** Start of Record excerpts **

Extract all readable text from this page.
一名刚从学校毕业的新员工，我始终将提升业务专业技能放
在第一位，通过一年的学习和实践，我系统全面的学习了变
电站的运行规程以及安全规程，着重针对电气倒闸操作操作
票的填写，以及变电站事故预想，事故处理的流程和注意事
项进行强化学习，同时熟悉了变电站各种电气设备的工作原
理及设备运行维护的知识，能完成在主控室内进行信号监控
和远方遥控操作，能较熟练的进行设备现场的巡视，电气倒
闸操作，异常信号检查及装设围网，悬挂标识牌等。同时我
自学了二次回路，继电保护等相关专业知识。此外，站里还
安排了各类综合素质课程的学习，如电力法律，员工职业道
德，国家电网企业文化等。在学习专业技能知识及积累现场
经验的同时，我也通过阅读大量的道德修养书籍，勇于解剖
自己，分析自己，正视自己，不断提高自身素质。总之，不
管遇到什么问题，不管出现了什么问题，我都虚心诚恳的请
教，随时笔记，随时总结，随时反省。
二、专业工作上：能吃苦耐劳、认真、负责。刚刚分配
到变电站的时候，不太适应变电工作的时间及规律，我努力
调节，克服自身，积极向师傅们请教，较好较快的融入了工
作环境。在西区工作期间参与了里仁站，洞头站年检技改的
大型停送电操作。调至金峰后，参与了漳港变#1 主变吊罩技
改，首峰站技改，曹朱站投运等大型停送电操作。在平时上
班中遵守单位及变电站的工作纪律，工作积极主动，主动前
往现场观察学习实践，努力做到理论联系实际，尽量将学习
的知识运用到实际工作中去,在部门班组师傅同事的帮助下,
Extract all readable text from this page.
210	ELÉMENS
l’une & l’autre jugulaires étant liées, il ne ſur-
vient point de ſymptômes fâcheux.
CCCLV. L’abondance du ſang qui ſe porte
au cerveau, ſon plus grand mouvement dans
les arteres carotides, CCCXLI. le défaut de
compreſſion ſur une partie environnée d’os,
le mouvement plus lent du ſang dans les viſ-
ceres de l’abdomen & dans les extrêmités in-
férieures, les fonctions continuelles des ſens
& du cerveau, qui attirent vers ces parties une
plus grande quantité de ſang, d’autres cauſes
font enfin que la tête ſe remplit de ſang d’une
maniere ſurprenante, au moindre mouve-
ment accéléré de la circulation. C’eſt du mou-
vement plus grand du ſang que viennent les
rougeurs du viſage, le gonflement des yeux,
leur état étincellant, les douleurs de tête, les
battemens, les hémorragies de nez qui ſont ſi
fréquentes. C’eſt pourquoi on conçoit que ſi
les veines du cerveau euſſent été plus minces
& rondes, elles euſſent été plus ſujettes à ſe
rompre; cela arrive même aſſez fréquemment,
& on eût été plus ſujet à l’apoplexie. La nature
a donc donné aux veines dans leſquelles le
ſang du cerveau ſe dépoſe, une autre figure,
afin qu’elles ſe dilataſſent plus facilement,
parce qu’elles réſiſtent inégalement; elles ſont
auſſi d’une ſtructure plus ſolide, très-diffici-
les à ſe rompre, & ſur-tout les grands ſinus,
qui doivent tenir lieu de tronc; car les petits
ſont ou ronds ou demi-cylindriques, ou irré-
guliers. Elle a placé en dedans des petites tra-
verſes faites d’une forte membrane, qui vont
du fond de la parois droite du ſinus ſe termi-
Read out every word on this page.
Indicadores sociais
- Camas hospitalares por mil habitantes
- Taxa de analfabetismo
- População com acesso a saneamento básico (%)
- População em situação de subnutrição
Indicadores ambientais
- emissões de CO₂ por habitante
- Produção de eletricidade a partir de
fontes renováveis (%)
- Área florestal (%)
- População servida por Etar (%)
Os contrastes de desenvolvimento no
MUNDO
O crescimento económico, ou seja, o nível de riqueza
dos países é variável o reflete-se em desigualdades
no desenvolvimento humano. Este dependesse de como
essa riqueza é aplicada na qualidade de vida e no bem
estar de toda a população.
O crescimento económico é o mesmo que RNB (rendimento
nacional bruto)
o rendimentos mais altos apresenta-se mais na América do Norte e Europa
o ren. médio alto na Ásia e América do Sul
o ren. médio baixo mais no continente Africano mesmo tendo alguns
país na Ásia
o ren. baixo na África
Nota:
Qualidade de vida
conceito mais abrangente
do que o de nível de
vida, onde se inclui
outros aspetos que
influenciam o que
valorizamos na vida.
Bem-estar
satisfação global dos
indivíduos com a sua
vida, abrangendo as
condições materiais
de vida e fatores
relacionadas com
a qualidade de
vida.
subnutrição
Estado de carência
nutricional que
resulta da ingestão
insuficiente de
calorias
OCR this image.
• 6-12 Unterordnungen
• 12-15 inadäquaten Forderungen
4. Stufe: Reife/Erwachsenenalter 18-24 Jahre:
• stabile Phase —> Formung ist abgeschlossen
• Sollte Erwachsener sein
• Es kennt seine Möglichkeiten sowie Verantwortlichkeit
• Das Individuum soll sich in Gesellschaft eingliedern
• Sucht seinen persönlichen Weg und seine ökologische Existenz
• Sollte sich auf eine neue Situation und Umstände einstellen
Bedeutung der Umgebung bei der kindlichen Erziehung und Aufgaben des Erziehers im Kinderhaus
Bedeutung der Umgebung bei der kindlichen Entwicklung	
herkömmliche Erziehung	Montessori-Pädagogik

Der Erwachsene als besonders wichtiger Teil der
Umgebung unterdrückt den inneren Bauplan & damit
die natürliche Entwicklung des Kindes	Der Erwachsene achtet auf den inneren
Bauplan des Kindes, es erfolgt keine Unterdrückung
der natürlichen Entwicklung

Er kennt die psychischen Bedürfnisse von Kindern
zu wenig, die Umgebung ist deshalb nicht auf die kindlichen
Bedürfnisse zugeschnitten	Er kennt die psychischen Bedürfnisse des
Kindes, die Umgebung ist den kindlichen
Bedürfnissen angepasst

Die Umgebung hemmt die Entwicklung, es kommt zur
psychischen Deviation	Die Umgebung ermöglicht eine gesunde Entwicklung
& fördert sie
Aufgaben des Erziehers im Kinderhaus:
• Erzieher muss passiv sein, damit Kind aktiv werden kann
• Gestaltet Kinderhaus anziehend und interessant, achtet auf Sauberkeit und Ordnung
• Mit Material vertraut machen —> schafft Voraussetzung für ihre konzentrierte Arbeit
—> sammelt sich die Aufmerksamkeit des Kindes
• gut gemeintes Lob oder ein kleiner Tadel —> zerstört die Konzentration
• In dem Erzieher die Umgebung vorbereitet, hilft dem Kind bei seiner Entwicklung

** End of Record excerpts **

### Task description
Without changing a word, restate the whole listing.

### Response to this task
Extract all readable text from this page.
一名刚从学校毕业的新员工，我始终将提升业务专业技能放
在第一位，通过一年的学习和实践，我系统全面的学习了变
电站的运行规程以及安全规程，着重针对电气倒闸操作操作
票的填写，以及变电站事故预想，事故处理的流程和注意事
项进行强化学习，同时熟悉了变电站各种电气设备的工作原
理及设备运行维护的知识，能完成在主控室内进行信号监控
和远方遥控操作，能较熟练的进行设备现场的巡视，电气倒
闸操作，异常信号检查及装设围网，悬挂标识牌等。同时我
自学了二次回路，继电保护等相关专业知识。此外，站里还
安排了各类综合素质课程的学习，如电力法律，员工职业道
德，国家电网企业文化等。在学习专业技能知识及积累现场
经验的同时，我也通过阅读大量的道德修养书籍，勇于解剖
自己，分析自己，正视自己，不断提高自身素质。总之，不
管遇到什么问题，不管出现了什么问题，我都虚心诚恳的请
教，随时笔记，随时总结，随时反省。
二、专业工作上：能吃苦耐劳、认真、负责。刚刚分配
到变电站的时候，不太适应变电工作的时间及规律，我努力
调节，克服自身，积极向师傅们请教，较好较快的融入了工
作环境。在西区工作期间参与了里仁站，洞头站年检技改的
大型停送电操作。调至金峰后，参与了漳港变#1 主变吊罩技
改，首峰站技改，曹朱站投运等大型停送电操作。在平时上
班中遵守单位及变电站的工作纪律，工作积极主动，主动前
往现场观察学习实践，努力做到理论联系实际，尽量将学习
的知识运用到实际工作中去,在部门班组师傅同事的帮助下,
Extract all readable text from this page.
210	ELÉMENS
l’une & l’autre jugulaires étant liées, il ne ſur-
vient point de ſymptômes fâcheux.
CCCLV. L’abondance du ſang qui ſe porte
au cerveau, ſon plus grand mouvement dans
les arteres carotides, CCCXLI. le défaut de
compreſſion ſur une partie environnée d’os,
le mouvement plus lent du ſang dans les viſ-
ceres de l’abdomen & dans les extrêmités in-
férieures, les fonctions continuelles des ſens
& du cerveau, qui attirent vers ces parties une
plus grande quantité de ſang, d’autres cauſes
font enfin que la tête ſe remplit de ſang d’une
maniere ſurprenante, au moindre mouve-
ment accéléré de la circulation. C’eſt du mou-
vement plus grand du ſang que viennent les
rougeurs du viſage, le gonflement des yeux,
leur état étincellant, les douleurs de tête, les
battemens, les hémorragies de nez qui ſont ſi
fréquentes. C’eſt pourquoi on conçoit que ſi
les veines du cerveau euſſent été plus minces
& rondes, elles euſſent été plus ſujettes à ſe
rompre; cela arrive même aſſez fréquemment,
& on eût été plus ſujet à l’apoplexie. La nature
a donc donné aux veines dans leſquelles le
ſang du cerveau ſe dépoſe, une autre figure,
afin qu’elles ſe dilataſſent plus facilement,
parce qu’elles réſiſtent inégalement; elles ſont
auſſi d’une ſtructure plus ſolide, très-diffici-
les à ſe rompre, & ſur-tout les grands ſinus,
qui doivent tenir lieu de tronc; car les petits
ſont ou ronds ou demi-cylindriques, ou irré-
guliers. Elle a placé en dedans des petites tra-
verſes faites d’une forte membrane, qui vont
du fond de la parois droite du ſinus ſe termi-
Read out every word on this page.
Indicadores sociais
- Camas hospitalares por mil habitantes
- Taxa de analfabetismo
- População com acesso a saneamento básico (%)
- População em situação de subnutrição
Indicadores ambientais
- emissões de CO₂ por habitante
- Produção de eletricidade a partir de
fontes renováveis (%)
- Área florestal (%)
- População servida por Etar (%)
Os contrastes de desenvolvimento no
MUNDO
O crescimento económico, ou seja, o nível de riqueza
dos países é variável o reflete-se em desigualdades
no desenvolvimento humano. Este dependesse de como
essa riqueza é aplicada na qualidade de vida e no bem
estar de toda a população.
O crescimento económico é o mesmo que RNB (rendimento
nacional bruto)
o rendimentos mais altos apresenta-se mais na América do Norte e Europa
o ren. médio alto na Ásia e América do Sul
o ren. médio baixo mais no continente Africano mesmo tendo alguns
país na Ásia
o ren. baixo na África
Nota:
Qualidade de vida
conceito mais abrangente
do que o de nível de
vida, onde se inclui
outros aspetos que
influenciam o que
valorizamos na vida.
Bem-estar
satisfação global dos
indivíduos com a sua
vida, abrangendo as
condições materiais
de vida e fatores
relacionadas com
a qualidade de
vida.
subnutrição
Estado de carência
nutricional que
resulta da ingestão
insuficiente de
calorias
OCR this image.
• 6-12 Unterordnungen
• 12-15 inadäquaten Forderungen
4. Stufe: Reife/Erwachsenenalter 18-24 Jahre:
• stabile Phase —> Formung ist abgeschlossen
• Sollte Erwachsener sein
• Es kennt seine Möglichkeiten sowie Verantwortlichkeit
• Das Individuum soll sich in Gesellschaft eingliedern
• Sucht seinen persönlichen Weg und seine ökologische Existenz
• Sollte sich auf eine neue Situation und Umstände einstellen
Bedeutung der Umgebung bei der kindlichen Erziehung und Aufgaben des Erziehers im Kinderhaus
Bedeutung der Umgebung bei der kindlichen Entwicklung	
herkömmliche Erziehung	Montessori-Pädagogik

Der Erwachsene als besonders wichtiger Teil der
Umgebung unterdrückt den inneren Bauplan & damit
die natürliche Entwicklung des Kindes	Der Erwachsene achtet auf den inneren
Bauplan des Kindes, es erfolgt keine Unterdrückung
der natürlichen Entwicklung

Er kennt die psychischen Bedürfnisse von Kindern
zu wenig, die Umgebung ist deshalb nicht auf die kindlichen
Bedürfnisse zugeschnitten	Er kennt die psychischen Bedürfnisse des
Kindes, die Umgebung ist den kindlichen
Bedürfnissen angepasst

Die Umgebung hemmt die Entwicklung, es kommt zur
psychischen Deviation	Die Umgebung ermöglicht eine gesunde Entwicklung
& fördert sie
Aufgaben des Erziehers im Kinderhaus:
• Erzieher muss passiv sein, damit Kind aktiv werden kann
• Gestaltet Kinderhaus anziehend und interessant, achtet auf Sauberkeit und Ordnung
• Mit Material vertraut machen —> schafft Voraussetzung für ihre konzentrierte Arbeit
—> sammelt sich die Aufmerksamkeit des Kindes
• gut gemeintes Lob oder ein kleiner Tadel —> zerstört die Konzentration
• In dem Erzieher die Umgebung vorbereitet, hilft dem Kind bei seiner Entwicklung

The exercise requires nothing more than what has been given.